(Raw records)
* * *

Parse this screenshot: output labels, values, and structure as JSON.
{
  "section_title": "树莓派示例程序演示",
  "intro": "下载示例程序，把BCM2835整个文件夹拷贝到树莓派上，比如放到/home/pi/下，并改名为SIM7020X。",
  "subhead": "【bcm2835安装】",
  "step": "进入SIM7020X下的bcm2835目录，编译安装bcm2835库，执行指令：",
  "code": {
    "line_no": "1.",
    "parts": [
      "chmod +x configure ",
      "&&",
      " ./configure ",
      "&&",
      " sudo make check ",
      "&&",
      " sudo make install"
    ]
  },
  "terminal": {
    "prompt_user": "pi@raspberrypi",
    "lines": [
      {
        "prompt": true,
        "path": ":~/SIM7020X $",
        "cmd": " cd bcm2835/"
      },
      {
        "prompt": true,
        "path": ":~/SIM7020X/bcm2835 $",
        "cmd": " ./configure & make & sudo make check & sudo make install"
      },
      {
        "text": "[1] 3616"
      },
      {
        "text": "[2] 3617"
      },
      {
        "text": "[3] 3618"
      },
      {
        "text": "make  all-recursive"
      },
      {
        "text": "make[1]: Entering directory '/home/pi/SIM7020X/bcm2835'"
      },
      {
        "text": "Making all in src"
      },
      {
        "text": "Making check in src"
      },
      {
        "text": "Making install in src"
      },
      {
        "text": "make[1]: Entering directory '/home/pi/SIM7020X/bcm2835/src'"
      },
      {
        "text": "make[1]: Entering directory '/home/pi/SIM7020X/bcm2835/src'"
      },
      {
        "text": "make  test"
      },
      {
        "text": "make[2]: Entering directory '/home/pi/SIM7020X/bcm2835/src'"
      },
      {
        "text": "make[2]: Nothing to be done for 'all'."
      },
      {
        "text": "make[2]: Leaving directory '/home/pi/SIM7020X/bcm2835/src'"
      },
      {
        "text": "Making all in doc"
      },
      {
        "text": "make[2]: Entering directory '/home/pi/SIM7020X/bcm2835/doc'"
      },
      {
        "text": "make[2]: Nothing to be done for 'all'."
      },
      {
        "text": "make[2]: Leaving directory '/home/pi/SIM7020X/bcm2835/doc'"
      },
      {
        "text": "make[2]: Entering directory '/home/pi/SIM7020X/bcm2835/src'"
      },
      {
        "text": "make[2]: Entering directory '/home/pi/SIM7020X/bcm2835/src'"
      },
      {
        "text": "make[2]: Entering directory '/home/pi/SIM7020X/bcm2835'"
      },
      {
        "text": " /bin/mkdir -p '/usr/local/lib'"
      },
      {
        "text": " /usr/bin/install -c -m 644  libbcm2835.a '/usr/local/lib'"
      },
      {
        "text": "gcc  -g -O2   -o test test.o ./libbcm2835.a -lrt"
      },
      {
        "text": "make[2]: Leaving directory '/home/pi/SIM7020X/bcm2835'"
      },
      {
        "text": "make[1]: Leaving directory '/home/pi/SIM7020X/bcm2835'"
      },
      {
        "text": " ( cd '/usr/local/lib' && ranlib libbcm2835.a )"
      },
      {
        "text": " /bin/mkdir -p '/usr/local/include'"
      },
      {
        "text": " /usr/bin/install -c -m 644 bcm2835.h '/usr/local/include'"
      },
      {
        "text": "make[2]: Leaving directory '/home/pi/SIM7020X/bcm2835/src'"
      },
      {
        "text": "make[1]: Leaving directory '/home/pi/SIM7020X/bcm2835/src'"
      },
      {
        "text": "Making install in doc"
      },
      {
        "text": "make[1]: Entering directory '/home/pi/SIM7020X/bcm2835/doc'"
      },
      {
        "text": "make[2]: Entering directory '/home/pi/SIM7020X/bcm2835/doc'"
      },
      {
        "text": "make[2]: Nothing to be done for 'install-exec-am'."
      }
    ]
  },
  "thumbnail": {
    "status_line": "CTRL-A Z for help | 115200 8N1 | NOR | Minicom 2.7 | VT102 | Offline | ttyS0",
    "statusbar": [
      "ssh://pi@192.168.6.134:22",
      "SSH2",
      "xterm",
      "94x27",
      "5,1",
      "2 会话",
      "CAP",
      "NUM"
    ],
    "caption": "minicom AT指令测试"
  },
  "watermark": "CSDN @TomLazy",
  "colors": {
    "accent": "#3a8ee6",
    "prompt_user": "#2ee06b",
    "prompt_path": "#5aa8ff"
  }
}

* * *

▶ Given problem
Take the entries and copy them out exactly.

▶ The solution
Parse this screenshot: output labels, values, and structure as JSON.
{
  "section_title": "树莓派示例程序演示",
  "intro": "下载示例程序，把BCM2835整个文件夹拷贝到树莓派上，比如放到/home/pi/下，并改名为SIM7020X。",
  "subhead": "【bcm2835安装】",
  "step": "进入SIM7020X下的bcm2835目录，编译安装bcm2835库，执行指令：",
  "code": {
    "line_no": "1.",
    "parts": [
      "chmod +x configure ",
      "&&",
      " ./configure ",
      "&&",
      " sudo make check ",
      "&&",
      " sudo make install"
    ]
  },
  "terminal": {
    "prompt_user": "pi@raspberrypi",
    "lines": [
      {
        "prompt": true,
        "path": ":~/SIM7020X $",
        "cmd": " cd bcm2835/"
      },
      {
        "prompt": true,
        "path": ":~/SIM7020X/bcm2835 $",
        "cmd": " ./configure & make & sudo make check & sudo make install"
      },
      {
        "text": "[1] 3616"
      },
      {
        "text": "[2] 3617"
      },
      {
        "text": "[3] 3618"
      },
      {
        "text": "make  all-recursive"
      },
      {
        "text": "make[1]: Entering directory '/home/pi/SIM7020X/bcm2835'"
      },
      {
        "text": "Making all in src"
      },
      {
        "text": "Making check in src"
      },
      {
        "text": "Making install in src"
      },
      {
        "text": "make[1]: Entering directory '/home/pi/SIM7020X/bcm2835/src'"
      },
      {
        "text": "make[1]: Entering directory '/home/pi/SIM7020X/bcm2835/src'"
      },
      {
        "text": "make  test"
      },
      {
        "text": "make[2]: Entering directory '/home/pi/SIM7020X/bcm2835/src'"
      },
      {
        "text": "make[2]: Nothing to be done for 'all'."
      },
      {
        "text": "make[2]: Leaving directory '/home/pi/SIM7020X/bcm2835/src'"
      },
      {
        "text": "Making all in doc"
      },
      {
        "text": "make[2]: Entering directory '/home/pi/SIM7020X/bcm2835/doc'"
      },
      {
        "text": "make[2]: Nothing to be done for 'all'."
      },
      {
        "text": "make[2]: Leaving directory '/home/pi/SIM7020X/bcm2835/doc'"
      },
      {
        "text": "make[2]: Entering directory '/home/pi/SIM7020X/bcm2835/src'"
      },
      {
        "text": "make[2]: Entering directory '/home/pi/SIM7020X/bcm2835/src'"
      },
      {
        "text": "make[2]: Entering directory '/home/pi/SIM7020X/bcm2835'"
      },
      {
        "text": " /bin/mkdir -p '/usr/local/lib'"
      },
      {
        "text": " /usr/bin/install -c -m 644  libbcm2835.a '/usr/local/lib'"
      },
      {
        "text": "gcc  -g -O2   -o test test.o ./libbcm2835.a -lrt"
      },
      {
        "text": "make[2]: Leaving directory '/home/pi/SIM7020X/bcm2835'"
      },
      {
        "text": "make[1]: Leaving directory '/home/pi/SIM7020X/bcm2835'"
      },
      {
        "text": " ( cd '/usr/local/lib' && ranlib libbcm2835.a )"
      },
      {
        "text": " /bin/mkdir -p '/usr/local/include'"
      },
      {
        "text": " /usr/bin/install -c -m 644 bcm2835.h '/usr/local/include'"
      },
      {
        "text": "make[2]: Leaving directory '/home/pi/SIM7020X/bcm2835/src'"
      },
      {
        "text": "make[1]: Leaving directory '/home/pi/SIM7020X/bcm2835/src'"
      },
      {
        "text": "Making install in doc"
      },
      {
        "text": "make[1]: Entering directory '/home/pi/SIM7020X/bcm2835/doc'"
      },
      {
        "text": "make[2]: Entering directory '/home/pi/SIM7020X/bcm2835/doc'"
      },
      {
        "text": "make[2]: Nothing to be done for 'install-exec-am'."
      }
    ]
  },
  "thumbnail": {
    "status_line": "CTRL-A Z for help | 115200 8N1 | NOR | Minicom 2.7 | VT102 | Offline | ttyS0",
    "statusbar": [
      "ssh://pi@192.168.6.134:22",
      "SSH2",
      "xterm",
      "94x27",
      "5,1",
      "2 会话",
      "CAP",
      "NUM"
    ],
    "caption": "minicom AT指令测试"
  },
  "watermark": "CSDN @TomLazy",
  "colors": {
    "accent": "#3a8ee6",
    "prompt_user": "#2ee06b",
    "prompt_path": "#5aa8ff"
  }
}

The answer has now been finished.